[Start of Document excerpt]

Rafael Antonio Orellano Hernandez (born April 28, 1973) is a former pitcher who played for the Nippon Ham Fighters of Nippon Professional Baseball from 1998 to 2000.

Playing career

American minor leagues
The left-handed hurler began his professional baseball career in 1993, playing in the Boston Red Sox minor league system. In 1995, he was ranked the club's 6th-best prospect by Baseball America after going 11-3 with a 2.36 ERA for the GCL Red Sox and Sarasota Red Sox the year before. After going 11-7 with a 3.09 ERA in 27 starts for the Trenton Thunder in 1995, he was named Boston's 9th-best prospect for 1996. His career soon soured, however, and he was out of the minor leagues after the 1997 season. He was 32-29 with a 4.70 ERA in 100 career games (81 starts) at that level.

[End of Document excerpt]
[Start of Extracted records]

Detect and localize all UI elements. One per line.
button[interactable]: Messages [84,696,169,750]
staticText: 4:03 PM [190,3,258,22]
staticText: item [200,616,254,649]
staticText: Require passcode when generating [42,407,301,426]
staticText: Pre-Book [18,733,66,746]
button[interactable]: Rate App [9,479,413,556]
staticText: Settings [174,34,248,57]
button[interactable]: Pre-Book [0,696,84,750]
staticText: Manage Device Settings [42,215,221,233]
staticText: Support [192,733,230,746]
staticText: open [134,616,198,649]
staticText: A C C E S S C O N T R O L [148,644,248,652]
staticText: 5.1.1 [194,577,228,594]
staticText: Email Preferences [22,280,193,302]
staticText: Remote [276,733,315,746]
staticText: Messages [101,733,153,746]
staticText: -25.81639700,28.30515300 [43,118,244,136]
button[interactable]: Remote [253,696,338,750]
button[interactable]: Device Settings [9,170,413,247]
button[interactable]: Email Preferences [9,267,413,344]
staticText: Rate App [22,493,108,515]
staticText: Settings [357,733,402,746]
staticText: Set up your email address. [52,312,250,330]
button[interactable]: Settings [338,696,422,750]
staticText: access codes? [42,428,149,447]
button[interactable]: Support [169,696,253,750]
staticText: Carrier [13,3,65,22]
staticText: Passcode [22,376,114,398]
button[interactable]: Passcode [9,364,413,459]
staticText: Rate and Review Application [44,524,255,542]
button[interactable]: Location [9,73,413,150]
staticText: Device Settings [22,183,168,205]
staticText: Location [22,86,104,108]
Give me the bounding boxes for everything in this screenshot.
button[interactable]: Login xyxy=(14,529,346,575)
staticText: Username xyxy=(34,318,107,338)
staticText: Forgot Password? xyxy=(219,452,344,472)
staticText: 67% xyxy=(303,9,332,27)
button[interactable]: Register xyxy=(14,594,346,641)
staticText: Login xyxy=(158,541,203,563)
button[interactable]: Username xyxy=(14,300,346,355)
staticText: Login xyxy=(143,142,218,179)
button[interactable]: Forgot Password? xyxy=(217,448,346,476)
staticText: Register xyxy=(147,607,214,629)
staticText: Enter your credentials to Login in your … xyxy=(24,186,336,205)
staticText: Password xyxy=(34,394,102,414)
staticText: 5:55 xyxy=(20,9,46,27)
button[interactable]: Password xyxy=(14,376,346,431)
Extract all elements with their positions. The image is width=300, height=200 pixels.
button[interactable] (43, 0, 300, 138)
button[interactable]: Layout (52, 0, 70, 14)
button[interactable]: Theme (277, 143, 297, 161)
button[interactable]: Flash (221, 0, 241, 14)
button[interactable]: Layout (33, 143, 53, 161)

[End of Extracted records]

**Task set**
a: Can you output, word for word, the part of the Rafael Orellano bio from "Playing career" to "at that level."?
b: How would you sum up the Rafael Orellano bio in two sentences?

**Answers for this exercise**
a:
Playing career

American minor leagues
The left-handed hurler began his professional baseball career in 1993, playing in the Boston Red Sox minor league system. In 1995, he was ranked the club's 6th-best prospect by Baseball America after going 11-3 with a 2.36 ERA for the GCL Red Sox and Sarasota Red Sox the year before. After going 11-7 with a 3.09 ERA in 27 starts for the Trenton Thunder in 1995, he was named Boston's 9th-best prospect for 1996. His career soon soured, however, and he was out of the minor leagues after the 1997 season. He was 32-29 with a 4.70 ERA in 100 career games (81 starts) at that level.

b: Rafael Antonio Orellano Hernandez, born April 28, 1973, is a former left-handed pitcher who played for the Nippon Ham Fighters of Nippon Professional Baseball from 1998 to 2000. He began his career in the Boston Red Sox minor league system in 1993 and was twice named one of the club's top prospects, but his career soured and he was out of the minors after 1997 with a 32-29 record and a 4.70 ERA.